## Work to do:
Search the material below for the string "screenshot" and list each line that holds it.

## Information shown:
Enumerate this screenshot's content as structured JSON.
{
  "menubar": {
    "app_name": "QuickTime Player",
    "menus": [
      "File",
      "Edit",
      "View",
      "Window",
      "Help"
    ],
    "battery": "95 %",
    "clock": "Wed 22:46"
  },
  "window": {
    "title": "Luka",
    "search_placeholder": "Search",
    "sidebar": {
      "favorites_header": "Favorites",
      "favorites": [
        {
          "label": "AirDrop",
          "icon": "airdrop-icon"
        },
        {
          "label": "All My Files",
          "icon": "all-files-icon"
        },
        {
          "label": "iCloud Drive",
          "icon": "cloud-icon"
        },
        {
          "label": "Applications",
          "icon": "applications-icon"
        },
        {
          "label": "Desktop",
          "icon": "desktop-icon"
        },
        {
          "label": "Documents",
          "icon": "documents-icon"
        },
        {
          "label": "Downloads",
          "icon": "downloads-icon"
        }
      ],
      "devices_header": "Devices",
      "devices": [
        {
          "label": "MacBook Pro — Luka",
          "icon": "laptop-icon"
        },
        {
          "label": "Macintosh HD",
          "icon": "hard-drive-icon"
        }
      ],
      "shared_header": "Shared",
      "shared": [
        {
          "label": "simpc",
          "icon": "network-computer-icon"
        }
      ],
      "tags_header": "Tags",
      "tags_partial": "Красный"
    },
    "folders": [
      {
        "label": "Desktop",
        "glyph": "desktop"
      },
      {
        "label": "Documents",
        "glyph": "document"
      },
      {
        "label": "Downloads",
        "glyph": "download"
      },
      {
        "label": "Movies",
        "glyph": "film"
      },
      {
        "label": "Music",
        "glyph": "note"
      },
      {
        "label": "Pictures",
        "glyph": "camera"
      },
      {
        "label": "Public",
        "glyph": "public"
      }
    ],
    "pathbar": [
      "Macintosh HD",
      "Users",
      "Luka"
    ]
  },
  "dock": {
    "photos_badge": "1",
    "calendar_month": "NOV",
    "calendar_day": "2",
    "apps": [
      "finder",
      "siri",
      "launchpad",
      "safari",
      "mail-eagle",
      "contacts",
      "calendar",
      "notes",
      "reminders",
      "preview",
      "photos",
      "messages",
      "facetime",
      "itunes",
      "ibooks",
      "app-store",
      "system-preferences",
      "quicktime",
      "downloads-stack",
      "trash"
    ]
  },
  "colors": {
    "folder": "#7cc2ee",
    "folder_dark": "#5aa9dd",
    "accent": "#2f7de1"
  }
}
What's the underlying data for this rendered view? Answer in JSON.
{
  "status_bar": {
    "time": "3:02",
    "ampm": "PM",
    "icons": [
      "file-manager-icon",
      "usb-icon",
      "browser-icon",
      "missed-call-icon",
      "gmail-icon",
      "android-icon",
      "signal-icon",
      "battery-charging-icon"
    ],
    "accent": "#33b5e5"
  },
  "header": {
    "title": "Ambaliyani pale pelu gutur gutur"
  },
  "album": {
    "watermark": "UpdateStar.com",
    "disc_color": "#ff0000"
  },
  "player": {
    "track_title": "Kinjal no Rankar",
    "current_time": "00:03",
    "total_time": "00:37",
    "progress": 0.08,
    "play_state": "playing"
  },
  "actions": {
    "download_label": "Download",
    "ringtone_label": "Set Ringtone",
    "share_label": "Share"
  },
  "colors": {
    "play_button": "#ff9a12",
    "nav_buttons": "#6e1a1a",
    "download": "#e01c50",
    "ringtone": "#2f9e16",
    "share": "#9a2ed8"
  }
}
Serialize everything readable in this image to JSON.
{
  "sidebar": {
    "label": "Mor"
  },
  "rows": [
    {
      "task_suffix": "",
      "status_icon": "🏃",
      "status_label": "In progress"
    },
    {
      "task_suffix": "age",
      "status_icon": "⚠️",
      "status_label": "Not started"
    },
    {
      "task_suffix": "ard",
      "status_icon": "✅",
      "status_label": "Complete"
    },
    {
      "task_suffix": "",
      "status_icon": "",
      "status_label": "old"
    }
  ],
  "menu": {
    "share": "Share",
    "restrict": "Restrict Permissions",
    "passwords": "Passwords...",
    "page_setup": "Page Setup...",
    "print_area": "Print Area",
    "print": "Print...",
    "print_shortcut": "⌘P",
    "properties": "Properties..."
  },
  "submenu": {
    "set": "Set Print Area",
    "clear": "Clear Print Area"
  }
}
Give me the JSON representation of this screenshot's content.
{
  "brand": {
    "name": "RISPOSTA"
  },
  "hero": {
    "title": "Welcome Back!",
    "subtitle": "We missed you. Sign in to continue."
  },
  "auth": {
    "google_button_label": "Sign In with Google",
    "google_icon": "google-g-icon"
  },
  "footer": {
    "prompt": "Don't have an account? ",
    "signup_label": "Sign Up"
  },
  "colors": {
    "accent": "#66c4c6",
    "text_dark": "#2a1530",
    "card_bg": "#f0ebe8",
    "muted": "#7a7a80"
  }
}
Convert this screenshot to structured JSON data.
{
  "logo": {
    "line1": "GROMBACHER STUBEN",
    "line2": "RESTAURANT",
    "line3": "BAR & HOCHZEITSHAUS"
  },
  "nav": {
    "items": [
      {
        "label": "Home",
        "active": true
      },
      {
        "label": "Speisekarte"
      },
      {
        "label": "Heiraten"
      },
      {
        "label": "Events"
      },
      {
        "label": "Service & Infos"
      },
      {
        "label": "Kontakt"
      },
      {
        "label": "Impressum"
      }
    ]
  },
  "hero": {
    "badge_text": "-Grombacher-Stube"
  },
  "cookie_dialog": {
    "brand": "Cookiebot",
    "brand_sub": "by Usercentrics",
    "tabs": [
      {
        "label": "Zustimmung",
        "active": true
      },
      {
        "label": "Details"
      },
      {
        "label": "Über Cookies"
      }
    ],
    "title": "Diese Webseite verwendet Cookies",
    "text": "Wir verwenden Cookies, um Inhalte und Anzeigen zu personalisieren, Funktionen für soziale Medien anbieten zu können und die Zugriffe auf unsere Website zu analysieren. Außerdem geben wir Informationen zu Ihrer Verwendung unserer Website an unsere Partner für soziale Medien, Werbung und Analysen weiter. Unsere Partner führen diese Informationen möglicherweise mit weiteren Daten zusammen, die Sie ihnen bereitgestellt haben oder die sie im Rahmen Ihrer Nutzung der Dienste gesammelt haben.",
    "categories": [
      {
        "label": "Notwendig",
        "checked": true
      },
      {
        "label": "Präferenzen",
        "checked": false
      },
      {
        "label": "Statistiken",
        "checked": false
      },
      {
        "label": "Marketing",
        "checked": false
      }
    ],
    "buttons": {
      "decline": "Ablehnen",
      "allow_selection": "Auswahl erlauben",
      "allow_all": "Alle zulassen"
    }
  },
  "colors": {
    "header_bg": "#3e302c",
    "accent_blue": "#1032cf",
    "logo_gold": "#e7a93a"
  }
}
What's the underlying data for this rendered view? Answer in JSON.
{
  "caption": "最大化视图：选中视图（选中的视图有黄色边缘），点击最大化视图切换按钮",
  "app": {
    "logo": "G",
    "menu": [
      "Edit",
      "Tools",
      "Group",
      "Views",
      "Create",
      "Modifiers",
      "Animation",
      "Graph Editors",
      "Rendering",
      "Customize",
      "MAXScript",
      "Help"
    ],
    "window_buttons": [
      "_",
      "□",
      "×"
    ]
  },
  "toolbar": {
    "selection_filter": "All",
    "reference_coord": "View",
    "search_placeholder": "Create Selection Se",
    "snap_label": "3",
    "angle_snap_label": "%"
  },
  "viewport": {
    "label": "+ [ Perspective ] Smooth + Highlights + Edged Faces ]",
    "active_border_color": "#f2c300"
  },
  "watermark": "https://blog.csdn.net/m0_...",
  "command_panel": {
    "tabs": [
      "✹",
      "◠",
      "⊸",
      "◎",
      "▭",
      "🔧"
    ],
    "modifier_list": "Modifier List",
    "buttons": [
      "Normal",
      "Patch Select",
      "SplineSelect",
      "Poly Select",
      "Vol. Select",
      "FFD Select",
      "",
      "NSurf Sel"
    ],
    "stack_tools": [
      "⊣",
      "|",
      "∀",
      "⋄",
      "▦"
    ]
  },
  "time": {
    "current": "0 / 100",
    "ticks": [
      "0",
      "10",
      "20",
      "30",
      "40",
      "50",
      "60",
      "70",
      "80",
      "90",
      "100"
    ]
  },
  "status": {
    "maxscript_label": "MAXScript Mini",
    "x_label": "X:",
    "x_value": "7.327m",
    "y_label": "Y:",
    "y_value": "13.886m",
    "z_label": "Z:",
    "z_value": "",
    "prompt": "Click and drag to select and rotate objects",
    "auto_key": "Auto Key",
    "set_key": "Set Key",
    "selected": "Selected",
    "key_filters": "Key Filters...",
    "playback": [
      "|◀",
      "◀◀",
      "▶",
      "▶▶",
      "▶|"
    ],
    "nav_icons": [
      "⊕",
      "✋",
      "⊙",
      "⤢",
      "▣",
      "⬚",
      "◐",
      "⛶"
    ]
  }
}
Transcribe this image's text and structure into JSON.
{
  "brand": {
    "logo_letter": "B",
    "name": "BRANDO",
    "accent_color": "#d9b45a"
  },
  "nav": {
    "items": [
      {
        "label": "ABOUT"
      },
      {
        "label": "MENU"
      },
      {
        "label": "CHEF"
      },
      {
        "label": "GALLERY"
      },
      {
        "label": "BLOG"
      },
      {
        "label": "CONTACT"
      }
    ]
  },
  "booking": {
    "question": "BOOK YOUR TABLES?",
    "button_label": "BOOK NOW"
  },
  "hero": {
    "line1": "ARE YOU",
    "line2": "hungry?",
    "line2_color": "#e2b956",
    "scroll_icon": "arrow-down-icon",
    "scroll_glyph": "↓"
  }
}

## Solution:
Enumerate this screenshot's content as structured JSON.
Give me the JSON representation of this screenshot's content.
Convert this screenshot to structured JSON data.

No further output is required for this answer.